Collected data entries
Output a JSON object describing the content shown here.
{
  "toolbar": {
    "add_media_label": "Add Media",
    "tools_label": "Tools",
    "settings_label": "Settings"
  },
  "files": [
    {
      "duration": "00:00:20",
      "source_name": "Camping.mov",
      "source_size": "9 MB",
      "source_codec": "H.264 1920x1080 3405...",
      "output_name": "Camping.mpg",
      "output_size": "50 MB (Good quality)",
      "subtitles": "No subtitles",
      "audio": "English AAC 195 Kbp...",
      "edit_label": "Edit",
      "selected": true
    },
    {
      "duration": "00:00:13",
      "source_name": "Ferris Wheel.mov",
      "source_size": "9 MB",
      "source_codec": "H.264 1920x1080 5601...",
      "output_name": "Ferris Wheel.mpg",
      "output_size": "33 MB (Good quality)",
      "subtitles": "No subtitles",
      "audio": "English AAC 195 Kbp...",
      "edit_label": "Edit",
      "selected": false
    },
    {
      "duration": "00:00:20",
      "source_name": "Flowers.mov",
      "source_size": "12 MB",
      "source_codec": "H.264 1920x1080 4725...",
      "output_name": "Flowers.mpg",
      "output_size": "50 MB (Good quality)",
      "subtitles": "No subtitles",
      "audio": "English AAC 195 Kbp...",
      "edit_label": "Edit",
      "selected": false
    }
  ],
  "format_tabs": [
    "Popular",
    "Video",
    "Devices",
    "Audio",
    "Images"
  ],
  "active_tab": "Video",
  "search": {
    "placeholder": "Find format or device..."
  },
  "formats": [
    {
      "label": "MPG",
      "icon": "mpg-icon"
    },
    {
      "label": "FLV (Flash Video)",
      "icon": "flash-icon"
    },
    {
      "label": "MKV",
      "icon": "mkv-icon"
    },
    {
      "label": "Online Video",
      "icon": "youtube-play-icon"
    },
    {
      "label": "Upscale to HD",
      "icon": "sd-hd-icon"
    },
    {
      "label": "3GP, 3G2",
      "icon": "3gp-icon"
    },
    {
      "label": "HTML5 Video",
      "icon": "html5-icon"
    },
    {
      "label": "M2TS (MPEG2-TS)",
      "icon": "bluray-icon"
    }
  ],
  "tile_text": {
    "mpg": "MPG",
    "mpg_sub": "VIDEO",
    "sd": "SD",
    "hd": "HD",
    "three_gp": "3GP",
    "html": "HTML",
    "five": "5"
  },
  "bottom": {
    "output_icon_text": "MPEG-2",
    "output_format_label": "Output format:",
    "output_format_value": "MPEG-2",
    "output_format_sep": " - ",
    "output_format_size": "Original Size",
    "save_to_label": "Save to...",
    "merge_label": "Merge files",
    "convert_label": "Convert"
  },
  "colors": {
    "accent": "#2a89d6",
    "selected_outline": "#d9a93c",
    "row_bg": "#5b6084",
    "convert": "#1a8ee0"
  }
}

**WORK TO COMPLETE:** Among the entries above, how many lines hold the word "Ferris"? Reply with only that number.

**RESULT:** 2